GOAL: Copy the entries from the line with "home-icon (226, 986, 248, 1008)" to the line with "star-icon (100, 540, 114, 553)", changing "wishlist" to "favorites" and leaving everything else the same.
/---
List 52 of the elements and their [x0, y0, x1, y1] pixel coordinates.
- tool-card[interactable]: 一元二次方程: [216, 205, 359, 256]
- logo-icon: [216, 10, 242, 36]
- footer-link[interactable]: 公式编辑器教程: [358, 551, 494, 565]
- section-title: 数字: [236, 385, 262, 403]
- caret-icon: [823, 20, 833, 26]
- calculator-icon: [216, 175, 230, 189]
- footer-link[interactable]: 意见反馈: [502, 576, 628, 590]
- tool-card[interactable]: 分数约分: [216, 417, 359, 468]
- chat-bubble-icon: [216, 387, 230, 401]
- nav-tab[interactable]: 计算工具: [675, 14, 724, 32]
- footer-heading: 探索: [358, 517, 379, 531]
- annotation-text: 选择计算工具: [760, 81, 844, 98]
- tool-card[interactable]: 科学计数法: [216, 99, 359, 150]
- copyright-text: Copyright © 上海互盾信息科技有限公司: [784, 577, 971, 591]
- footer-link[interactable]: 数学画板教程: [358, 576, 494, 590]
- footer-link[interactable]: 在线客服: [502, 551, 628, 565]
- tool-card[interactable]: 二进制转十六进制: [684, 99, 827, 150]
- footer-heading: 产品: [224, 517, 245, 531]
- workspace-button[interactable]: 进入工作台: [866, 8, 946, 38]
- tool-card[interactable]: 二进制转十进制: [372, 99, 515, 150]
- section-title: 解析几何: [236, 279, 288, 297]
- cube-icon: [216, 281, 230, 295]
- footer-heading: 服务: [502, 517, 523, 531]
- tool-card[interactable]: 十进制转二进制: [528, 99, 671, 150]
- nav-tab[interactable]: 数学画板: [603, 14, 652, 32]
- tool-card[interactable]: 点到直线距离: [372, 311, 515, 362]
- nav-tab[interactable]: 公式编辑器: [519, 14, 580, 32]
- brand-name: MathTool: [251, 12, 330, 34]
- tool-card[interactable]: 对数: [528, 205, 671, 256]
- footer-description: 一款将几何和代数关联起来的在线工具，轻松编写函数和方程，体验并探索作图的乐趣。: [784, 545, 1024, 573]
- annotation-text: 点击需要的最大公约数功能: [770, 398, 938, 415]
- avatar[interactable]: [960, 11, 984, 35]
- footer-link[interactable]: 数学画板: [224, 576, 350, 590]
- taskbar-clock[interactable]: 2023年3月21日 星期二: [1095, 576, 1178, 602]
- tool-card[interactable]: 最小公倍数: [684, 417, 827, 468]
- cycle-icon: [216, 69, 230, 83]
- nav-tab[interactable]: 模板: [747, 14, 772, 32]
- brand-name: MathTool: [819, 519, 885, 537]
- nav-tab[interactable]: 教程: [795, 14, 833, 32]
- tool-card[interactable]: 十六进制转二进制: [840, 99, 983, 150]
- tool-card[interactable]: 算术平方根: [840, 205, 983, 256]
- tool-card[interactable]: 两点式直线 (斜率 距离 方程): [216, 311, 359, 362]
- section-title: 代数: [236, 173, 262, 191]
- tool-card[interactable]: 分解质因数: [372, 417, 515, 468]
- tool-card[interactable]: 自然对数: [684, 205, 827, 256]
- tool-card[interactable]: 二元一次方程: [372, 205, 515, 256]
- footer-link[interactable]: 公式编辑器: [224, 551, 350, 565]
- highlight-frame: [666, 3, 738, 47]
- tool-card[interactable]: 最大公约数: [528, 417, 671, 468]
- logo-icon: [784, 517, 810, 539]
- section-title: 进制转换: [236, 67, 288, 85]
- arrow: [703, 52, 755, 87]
\---
/---
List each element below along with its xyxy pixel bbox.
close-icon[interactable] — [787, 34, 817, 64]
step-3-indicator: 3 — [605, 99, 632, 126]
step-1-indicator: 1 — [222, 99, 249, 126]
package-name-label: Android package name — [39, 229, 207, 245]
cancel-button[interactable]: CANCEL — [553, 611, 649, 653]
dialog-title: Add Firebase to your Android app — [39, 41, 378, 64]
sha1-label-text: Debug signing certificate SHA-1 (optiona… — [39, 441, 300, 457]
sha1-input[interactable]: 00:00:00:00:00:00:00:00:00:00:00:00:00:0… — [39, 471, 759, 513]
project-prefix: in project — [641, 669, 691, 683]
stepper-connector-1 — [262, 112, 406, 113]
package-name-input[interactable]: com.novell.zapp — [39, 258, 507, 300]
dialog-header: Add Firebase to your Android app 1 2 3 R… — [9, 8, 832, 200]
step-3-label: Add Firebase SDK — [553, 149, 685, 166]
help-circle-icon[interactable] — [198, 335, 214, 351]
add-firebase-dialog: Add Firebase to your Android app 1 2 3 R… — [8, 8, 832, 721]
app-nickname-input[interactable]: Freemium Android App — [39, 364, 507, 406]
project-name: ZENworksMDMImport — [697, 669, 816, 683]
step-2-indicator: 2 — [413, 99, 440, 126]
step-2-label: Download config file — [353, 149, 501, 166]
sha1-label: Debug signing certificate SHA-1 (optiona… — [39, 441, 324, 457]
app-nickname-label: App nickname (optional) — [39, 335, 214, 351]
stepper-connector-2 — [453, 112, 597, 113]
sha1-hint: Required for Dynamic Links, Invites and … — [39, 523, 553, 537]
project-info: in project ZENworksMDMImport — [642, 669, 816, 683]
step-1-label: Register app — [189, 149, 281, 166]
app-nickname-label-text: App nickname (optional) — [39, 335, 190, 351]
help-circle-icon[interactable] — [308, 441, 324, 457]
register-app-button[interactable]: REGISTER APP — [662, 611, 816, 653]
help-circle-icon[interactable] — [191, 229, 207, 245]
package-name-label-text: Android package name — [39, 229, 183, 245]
\---
/---
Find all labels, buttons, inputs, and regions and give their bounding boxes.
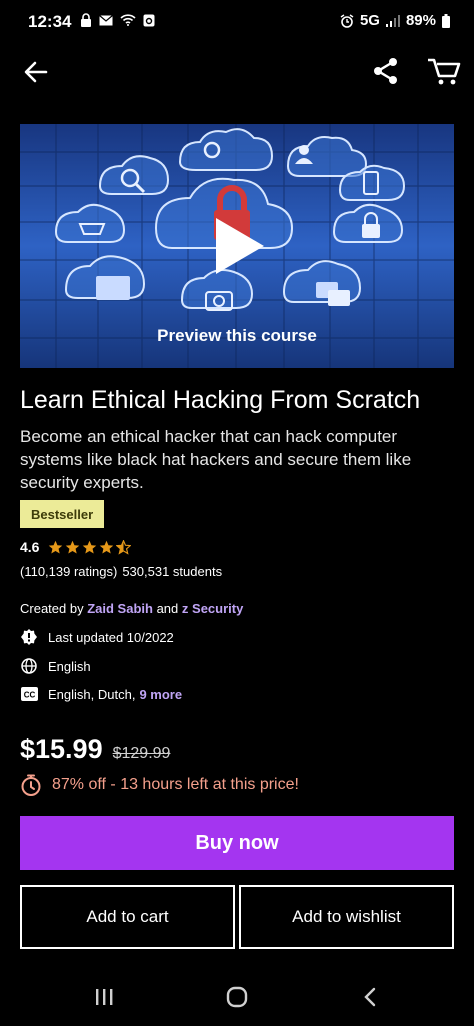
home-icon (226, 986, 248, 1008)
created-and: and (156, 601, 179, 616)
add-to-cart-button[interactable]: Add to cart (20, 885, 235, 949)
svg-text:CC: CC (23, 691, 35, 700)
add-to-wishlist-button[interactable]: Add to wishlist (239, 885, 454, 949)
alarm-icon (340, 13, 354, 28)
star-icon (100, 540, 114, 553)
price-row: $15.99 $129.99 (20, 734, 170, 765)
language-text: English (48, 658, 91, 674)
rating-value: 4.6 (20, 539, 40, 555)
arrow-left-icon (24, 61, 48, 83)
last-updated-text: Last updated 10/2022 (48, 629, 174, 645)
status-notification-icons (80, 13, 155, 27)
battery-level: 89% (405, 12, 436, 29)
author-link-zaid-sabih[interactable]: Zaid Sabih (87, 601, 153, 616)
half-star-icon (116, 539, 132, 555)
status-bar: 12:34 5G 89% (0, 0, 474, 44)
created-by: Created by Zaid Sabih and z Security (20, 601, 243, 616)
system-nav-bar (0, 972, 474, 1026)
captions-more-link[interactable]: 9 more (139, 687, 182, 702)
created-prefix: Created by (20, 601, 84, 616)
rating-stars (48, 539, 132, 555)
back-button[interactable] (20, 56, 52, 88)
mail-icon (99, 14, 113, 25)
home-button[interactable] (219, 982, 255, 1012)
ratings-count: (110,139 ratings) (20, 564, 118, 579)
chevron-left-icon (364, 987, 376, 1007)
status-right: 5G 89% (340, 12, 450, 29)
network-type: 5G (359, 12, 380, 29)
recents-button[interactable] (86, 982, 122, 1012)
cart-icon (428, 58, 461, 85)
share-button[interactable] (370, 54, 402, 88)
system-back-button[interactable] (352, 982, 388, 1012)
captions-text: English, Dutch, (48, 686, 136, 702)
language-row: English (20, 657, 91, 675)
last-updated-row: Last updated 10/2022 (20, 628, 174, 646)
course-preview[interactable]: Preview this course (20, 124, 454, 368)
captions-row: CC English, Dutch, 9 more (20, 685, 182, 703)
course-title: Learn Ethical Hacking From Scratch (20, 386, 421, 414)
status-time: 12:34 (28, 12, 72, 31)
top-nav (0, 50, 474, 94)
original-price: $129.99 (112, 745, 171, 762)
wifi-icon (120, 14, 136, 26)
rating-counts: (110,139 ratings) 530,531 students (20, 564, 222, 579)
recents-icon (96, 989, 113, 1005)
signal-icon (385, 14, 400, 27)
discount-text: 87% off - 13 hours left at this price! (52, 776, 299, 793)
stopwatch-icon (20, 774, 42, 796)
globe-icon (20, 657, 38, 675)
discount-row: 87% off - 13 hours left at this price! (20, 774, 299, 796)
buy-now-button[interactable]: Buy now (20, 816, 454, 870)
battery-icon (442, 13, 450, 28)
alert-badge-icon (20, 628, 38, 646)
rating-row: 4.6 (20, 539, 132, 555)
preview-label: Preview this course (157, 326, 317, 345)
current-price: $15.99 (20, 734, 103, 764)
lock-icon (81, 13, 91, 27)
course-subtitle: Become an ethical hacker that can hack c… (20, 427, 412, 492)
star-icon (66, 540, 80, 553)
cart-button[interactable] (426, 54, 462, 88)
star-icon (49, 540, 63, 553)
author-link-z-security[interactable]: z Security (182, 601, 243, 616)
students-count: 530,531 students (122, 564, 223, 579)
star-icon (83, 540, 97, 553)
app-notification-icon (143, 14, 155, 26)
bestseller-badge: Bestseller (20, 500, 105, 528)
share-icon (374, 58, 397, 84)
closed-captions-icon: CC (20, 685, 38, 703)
\---
FINAL RESULT:
home-icon (226, 986, 248, 1008)
created-and: and (156, 601, 179, 616)
add-to-cart-button[interactable]: Add to cart (20, 885, 235, 949)
svg-text:CC: CC (23, 691, 35, 700)
add-to-favorites-button[interactable]: Add to favorites (239, 885, 454, 949)
alarm-icon (340, 13, 354, 28)
star-icon (100, 540, 114, 553)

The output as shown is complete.